EXERCISE DIRECTIONS:
Pull out the rows from the one containing "crop-handle-right[interactable] [759,252,766,259]" up to and including the one containing "crop-tractor [649,240,689,272]", and reproduce each without any change.
## START INPUT ROWS
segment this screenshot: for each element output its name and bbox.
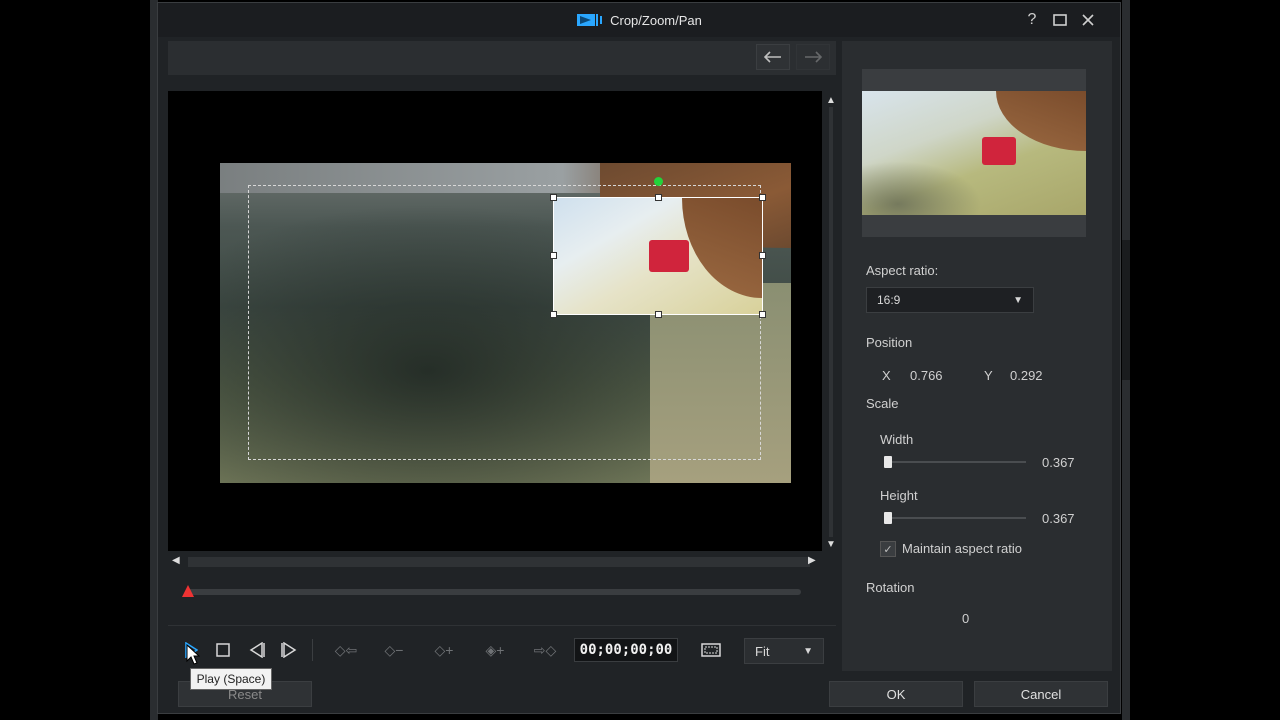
crop-handle-right[interactable] [759,252,766,259]
width-slider-thumb[interactable] [884,456,892,468]
width-slider-track[interactable] [884,461,1026,463]
scroll-down-arrow-icon[interactable]: ▼ [826,539,836,551]
crop-tractor [649,240,689,272]
maximize-button[interactable] [1048,9,1072,31]
help-button[interactable]: ? [1020,9,1044,31]
thumbnail-preview-box [862,69,1086,237]
ok-button[interactable]: OK [829,681,963,707]
crop-handle-bottom-left[interactable] [550,311,557,318]
maintain-aspect-ratio-checkbox[interactable]: ✓ [880,541,896,557]
maximize-icon [1053,14,1067,26]
crop-handle-bottom[interactable] [655,311,662,318]
remove-keyframe-button[interactable]: ◇− [378,637,410,663]
crop-handle-top-left[interactable] [550,194,557,201]
stop-icon [216,643,230,657]
close-icon [1082,14,1094,26]
cancel-button[interactable]: Cancel [974,681,1108,707]
crop-zoom-pan-dialog: Crop/Zoom/Pan ? ▲ ▼ ◀ ▶ ◇⇦ ◇− ◇+ ◈+ ⇨◇ 0… [157,2,1121,714]
preview-viewport[interactable] [168,91,822,551]
safe-zone-icon [701,643,721,657]
chevron-down-icon: ▼ [803,645,813,657]
vertical-scrollbar[interactable] [829,107,833,537]
redo-icon [805,51,822,63]
preview-toolbar [168,41,836,75]
position-label: Position [866,335,913,350]
crop-roof-edge [682,198,762,298]
chevron-down-icon: ▼ [1013,294,1023,306]
aspect-ratio-dropdown[interactable]: 16:9 ▼ [866,287,1034,313]
next-keyframe-button[interactable]: ⇨◇ [526,637,564,663]
close-button[interactable] [1076,9,1100,31]
play-tooltip: Play (Space) [190,668,272,690]
height-slider-thumb[interactable] [884,512,892,524]
duplicate-keyframe-button[interactable]: ◈+ [476,637,514,663]
question-icon: ? [1027,11,1037,28]
position-y-value[interactable]: 0.292 [1010,368,1043,383]
undo-button[interactable] [756,44,790,70]
crop-handle-top-right[interactable] [759,194,766,201]
playhead-marker[interactable] [182,585,194,597]
scroll-left-arrow-icon[interactable]: ◀ [172,555,180,566]
thumbnail-preview [862,91,1086,215]
properties-panel: Aspect ratio: 16:9 ▼ Position X 0.766 Y … [842,41,1112,671]
height-label: Height [880,488,918,503]
crop-rotation-handle[interactable] [654,177,663,186]
height-slider-track[interactable] [884,517,1026,519]
horizontal-scrollbar[interactable] [188,557,810,567]
next-keyframe-icon: ⇨◇ [533,641,557,658]
crop-handle-bottom-right[interactable] [759,311,766,318]
crop-handle-left[interactable] [550,252,557,259]
thumbnail-shadow [862,161,982,215]
crop-zoom-pan-app-icon [577,14,603,26]
title-wrap: Crop/Zoom/Pan [158,3,1120,37]
controls-separator [312,639,313,661]
redo-button[interactable] [796,44,830,70]
previous-keyframe-button[interactable]: ◇⇦ [328,637,364,663]
window-title: Crop/Zoom/Pan [610,12,702,28]
zoom-fit-value: Fit [755,643,770,659]
aspect-ratio-value: 16:9 [877,293,901,307]
scale-label: Scale [866,396,899,411]
aspect-ratio-label: Aspect ratio: [866,263,939,278]
timecode-display[interactable]: 00;00;00;00 [574,638,678,662]
width-value[interactable]: 0.367 [1042,455,1075,470]
crop-handle-top[interactable] [655,194,662,201]
previous-frame-icon [249,642,265,658]
controls-divider [168,625,836,626]
thumbnail-tractor [982,137,1016,165]
next-frame-button[interactable] [276,637,302,663]
zoom-fit-dropdown[interactable]: Fit ▼ [744,638,824,664]
video-frame [220,163,791,483]
background-app-strip-right-dark [1122,240,1130,380]
rotation-value[interactable]: 0 [962,611,969,626]
next-frame-icon [281,642,297,658]
duplicate-keyframe-icon: ◈+ [485,641,505,658]
stop-button[interactable] [210,637,236,663]
width-label: Width [880,432,914,447]
safe-zone-button[interactable] [698,637,724,663]
previous-keyframe-icon: ◇⇦ [334,641,358,658]
scroll-up-arrow-icon[interactable]: ▲ [826,95,836,107]
position-x-label: X [882,368,891,383]
timeline-slider[interactable] [186,589,801,595]
checkmark-icon: ✓ [883,543,893,556]
add-keyframe-icon: ◇+ [434,641,454,658]
rotation-label: Rotation [866,580,915,595]
add-keyframe-button[interactable]: ◇+ [428,637,460,663]
position-y-label: Y [984,368,993,383]
undo-icon [764,51,781,63]
position-x-value[interactable]: 0.766 [910,368,943,383]
height-value[interactable]: 0.367 [1042,511,1075,526]
maintain-aspect-ratio-label: Maintain aspect ratio [902,541,1022,556]
previous-frame-button[interactable] [244,637,270,663]
scroll-right-arrow-icon[interactable]: ▶ [808,555,816,566]
mouse-cursor-icon [186,644,200,665]
crop-region[interactable] [553,197,763,315]
remove-keyframe-icon: ◇− [384,641,404,658]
## END INPUT ROWS
PROBLEM SOLUTION:
crop-handle-right[interactable] [759,252,766,259]
width-slider-thumb[interactable] [884,456,892,468]
width-slider-track[interactable] [884,461,1026,463]
scroll-down-arrow-icon[interactable]: ▼ [826,539,836,551]
crop-tractor [649,240,689,272]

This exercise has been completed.